Task objective: Scan the records for the word "Prace". Copy each line that includes it.

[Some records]

◆ ◆ ◆ ◆ ◆ ◆ ◆

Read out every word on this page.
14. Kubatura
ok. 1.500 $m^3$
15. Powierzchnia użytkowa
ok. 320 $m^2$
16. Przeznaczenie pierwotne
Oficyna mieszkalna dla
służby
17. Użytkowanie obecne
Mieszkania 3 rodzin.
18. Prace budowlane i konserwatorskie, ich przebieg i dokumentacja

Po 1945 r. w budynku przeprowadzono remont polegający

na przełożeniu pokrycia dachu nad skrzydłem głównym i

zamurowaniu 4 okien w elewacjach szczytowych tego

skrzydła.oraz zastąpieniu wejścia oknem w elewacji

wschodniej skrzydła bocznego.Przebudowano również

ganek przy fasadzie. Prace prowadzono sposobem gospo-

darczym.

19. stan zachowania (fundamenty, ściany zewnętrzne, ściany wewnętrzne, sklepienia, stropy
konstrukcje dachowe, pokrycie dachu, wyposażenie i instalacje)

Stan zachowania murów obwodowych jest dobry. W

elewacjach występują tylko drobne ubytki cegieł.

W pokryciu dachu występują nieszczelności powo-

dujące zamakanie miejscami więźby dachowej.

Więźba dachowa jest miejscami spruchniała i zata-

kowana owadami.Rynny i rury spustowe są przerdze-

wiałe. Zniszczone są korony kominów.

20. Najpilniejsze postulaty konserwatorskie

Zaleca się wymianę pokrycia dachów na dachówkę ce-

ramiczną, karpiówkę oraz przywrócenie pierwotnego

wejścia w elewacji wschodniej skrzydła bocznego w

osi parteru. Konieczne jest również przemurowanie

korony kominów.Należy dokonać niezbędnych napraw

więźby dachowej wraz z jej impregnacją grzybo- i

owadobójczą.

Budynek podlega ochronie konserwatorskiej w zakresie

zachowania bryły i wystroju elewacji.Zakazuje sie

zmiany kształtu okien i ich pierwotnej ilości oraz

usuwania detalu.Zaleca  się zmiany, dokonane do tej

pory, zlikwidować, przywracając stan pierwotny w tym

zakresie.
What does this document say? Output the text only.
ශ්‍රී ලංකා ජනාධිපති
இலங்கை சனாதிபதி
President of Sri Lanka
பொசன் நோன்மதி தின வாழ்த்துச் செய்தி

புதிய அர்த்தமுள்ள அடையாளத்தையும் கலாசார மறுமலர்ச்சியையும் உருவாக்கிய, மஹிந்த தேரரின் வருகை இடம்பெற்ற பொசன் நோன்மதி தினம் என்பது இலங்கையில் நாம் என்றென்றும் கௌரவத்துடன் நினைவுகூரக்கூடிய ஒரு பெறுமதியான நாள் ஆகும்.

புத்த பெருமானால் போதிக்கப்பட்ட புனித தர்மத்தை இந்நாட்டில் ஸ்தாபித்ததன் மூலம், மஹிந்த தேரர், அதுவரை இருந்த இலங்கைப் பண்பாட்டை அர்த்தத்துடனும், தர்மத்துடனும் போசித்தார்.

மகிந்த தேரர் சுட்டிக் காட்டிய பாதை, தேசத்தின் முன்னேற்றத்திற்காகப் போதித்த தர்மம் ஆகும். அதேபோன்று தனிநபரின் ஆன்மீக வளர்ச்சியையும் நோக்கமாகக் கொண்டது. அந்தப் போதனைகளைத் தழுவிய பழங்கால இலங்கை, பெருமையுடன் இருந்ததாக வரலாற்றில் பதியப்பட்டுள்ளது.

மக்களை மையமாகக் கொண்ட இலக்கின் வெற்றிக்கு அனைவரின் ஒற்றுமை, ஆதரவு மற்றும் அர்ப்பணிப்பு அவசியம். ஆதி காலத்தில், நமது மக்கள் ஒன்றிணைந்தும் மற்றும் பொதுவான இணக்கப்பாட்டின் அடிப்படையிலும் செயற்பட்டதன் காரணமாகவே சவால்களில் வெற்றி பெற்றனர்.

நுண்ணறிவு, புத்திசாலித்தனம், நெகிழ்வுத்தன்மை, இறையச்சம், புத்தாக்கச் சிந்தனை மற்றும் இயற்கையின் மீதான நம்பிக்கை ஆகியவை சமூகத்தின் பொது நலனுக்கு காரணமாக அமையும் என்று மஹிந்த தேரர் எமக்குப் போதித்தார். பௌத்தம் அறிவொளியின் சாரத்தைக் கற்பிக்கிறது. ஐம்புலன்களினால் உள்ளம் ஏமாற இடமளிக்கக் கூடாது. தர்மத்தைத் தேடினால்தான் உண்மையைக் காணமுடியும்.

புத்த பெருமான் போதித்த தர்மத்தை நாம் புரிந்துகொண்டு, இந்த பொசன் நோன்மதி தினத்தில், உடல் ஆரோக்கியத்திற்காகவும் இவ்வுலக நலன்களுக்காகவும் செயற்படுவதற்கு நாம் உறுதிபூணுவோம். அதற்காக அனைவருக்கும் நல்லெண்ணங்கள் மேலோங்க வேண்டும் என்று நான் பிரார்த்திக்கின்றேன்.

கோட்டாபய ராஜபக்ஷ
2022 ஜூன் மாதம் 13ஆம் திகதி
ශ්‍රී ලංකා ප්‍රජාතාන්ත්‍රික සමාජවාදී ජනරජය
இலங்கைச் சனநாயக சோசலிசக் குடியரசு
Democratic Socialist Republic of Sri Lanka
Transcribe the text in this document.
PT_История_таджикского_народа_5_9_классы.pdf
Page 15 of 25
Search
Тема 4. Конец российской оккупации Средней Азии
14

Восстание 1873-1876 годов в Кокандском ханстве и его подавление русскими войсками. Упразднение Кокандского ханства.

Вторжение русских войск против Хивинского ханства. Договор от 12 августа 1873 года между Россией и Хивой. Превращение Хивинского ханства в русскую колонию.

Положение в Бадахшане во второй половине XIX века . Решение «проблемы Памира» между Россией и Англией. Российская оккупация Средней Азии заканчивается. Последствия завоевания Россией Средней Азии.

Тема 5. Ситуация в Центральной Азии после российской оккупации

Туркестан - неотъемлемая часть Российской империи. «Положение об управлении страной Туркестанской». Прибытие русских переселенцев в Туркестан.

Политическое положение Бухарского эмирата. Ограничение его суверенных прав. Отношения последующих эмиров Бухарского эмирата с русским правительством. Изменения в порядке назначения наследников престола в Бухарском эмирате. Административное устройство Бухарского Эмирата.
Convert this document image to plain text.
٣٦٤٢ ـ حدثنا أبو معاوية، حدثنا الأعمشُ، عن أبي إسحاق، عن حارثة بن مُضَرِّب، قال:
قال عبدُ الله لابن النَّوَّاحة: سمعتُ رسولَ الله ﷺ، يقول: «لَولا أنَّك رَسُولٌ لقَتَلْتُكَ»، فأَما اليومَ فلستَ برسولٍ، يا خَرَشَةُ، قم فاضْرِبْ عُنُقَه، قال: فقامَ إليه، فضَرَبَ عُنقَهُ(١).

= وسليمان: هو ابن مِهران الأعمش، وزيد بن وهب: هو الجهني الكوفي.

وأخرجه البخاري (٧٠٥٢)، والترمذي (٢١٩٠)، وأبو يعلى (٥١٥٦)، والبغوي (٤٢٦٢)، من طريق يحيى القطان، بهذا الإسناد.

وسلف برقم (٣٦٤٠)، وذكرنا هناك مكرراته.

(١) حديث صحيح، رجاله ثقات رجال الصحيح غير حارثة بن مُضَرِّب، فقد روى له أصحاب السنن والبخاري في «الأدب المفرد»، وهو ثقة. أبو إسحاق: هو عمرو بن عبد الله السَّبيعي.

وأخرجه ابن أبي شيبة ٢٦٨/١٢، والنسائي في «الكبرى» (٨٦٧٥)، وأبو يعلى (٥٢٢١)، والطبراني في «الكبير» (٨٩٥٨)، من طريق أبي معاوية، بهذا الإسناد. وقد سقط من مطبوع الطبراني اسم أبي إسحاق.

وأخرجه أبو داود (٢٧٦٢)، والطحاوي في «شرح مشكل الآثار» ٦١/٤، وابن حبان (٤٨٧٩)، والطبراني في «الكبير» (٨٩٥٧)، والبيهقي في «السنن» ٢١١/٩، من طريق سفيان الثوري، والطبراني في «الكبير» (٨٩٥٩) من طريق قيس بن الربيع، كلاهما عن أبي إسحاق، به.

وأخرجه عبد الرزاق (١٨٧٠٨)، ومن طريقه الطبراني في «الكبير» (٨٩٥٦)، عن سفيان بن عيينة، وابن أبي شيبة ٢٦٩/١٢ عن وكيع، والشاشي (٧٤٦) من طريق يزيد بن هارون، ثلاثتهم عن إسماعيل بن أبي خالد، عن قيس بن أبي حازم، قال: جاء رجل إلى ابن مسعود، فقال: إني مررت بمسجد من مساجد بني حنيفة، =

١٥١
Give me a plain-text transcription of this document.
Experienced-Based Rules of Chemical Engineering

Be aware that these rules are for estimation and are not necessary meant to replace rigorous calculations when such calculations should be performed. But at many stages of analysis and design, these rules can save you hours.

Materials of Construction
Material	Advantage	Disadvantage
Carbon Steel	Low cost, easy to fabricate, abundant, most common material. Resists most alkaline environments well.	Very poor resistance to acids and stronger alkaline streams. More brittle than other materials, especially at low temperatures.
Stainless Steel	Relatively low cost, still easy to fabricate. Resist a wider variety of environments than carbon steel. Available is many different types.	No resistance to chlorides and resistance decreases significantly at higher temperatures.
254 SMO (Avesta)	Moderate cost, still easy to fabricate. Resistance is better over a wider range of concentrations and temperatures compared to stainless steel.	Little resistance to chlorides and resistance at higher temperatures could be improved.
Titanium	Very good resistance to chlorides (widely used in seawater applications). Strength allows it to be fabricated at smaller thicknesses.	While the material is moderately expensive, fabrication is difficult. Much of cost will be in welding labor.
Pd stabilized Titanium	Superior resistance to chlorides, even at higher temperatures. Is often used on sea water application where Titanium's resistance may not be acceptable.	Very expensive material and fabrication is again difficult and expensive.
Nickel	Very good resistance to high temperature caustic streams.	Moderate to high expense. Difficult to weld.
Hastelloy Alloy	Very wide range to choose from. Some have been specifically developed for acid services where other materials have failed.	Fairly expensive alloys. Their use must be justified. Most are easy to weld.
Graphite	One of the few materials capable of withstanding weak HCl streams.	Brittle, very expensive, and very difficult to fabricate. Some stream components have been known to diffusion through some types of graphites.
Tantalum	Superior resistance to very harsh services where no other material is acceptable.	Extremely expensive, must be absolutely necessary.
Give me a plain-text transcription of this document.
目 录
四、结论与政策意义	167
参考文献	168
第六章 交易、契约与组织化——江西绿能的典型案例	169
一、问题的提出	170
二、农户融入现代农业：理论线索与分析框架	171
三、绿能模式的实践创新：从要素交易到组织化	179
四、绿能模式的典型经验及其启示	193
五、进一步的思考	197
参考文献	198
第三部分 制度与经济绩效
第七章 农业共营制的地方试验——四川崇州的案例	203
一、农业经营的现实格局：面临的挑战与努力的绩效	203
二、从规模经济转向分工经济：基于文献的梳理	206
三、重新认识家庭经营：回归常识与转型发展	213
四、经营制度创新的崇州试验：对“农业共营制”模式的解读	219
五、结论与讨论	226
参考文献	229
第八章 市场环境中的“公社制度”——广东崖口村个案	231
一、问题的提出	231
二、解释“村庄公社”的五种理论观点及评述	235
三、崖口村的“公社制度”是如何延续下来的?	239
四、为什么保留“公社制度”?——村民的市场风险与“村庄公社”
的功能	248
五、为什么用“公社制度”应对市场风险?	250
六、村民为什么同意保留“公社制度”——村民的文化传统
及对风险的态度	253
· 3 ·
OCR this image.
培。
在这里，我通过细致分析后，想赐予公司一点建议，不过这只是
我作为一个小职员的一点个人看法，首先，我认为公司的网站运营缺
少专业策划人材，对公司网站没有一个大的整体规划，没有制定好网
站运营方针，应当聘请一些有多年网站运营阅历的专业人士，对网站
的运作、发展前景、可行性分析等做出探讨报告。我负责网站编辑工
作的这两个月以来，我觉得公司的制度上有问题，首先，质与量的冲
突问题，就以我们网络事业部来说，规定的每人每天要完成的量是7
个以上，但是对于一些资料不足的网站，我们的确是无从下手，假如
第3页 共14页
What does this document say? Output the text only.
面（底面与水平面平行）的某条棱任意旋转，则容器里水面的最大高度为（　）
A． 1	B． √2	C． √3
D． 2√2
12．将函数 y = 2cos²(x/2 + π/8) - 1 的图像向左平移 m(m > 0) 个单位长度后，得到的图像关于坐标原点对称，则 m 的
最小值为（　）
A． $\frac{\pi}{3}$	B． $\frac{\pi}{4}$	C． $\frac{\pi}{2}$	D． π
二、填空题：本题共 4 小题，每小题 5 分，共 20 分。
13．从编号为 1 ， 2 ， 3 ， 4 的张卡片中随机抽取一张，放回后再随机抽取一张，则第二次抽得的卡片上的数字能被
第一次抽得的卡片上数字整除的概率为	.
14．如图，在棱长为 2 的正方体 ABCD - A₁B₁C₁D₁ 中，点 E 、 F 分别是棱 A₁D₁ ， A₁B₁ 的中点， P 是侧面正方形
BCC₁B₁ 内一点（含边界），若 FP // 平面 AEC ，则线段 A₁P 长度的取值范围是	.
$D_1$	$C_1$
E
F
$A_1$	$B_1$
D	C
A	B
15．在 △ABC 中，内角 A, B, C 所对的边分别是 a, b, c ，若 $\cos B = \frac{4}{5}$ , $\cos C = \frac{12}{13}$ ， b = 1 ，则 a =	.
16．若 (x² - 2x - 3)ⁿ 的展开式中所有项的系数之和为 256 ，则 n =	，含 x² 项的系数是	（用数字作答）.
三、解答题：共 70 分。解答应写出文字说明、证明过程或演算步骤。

◆ ◆ ◆ ◆ ◆ ◆ ◆

Response:
18. Prace budowlane i konserwatorskie, ich przebieg i dokumentacja
ganek przy fasadzie. Prace prowadzono sposobem gospo-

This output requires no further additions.